→ **CHALLENGE**
Gather every line of the entries that includes the word "Reports".

Collected data entries
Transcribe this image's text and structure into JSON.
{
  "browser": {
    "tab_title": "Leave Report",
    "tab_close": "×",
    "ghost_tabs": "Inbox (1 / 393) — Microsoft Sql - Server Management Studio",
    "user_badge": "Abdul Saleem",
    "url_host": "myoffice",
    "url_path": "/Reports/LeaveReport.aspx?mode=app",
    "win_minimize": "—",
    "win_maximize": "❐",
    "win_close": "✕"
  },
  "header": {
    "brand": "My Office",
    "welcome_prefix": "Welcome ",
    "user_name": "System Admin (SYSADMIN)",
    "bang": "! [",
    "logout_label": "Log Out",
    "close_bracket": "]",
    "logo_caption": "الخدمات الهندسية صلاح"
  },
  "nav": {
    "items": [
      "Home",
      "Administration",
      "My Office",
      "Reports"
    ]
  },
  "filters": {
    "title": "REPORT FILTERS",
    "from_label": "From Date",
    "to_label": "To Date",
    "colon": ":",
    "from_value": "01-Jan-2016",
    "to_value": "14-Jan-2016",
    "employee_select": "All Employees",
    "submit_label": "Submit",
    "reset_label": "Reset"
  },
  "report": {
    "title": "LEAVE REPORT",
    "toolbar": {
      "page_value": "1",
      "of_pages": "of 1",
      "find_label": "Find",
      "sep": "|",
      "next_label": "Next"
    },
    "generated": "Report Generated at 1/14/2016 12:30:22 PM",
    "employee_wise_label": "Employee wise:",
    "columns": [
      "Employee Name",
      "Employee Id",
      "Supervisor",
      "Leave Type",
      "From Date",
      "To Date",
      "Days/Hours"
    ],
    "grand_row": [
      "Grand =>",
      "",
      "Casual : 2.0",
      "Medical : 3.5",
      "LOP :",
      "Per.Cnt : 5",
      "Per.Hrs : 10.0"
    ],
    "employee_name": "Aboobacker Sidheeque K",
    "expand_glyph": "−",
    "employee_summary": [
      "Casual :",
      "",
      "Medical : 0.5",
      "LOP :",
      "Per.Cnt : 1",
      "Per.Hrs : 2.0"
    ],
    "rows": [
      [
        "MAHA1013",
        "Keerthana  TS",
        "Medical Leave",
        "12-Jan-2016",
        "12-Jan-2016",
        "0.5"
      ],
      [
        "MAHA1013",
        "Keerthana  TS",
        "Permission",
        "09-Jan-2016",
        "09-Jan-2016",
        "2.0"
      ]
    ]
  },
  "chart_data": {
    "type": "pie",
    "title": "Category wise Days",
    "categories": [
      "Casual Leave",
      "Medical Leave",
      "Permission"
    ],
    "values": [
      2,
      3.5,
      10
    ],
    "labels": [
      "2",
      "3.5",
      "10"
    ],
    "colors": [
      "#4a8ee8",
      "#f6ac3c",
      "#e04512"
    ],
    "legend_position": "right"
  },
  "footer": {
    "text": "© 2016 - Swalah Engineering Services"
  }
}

→ **SOLUTION TO THIS PROBLEM**
    "url_path": "/Reports/LeaveReport.aspx?mode=app",
      "Reports"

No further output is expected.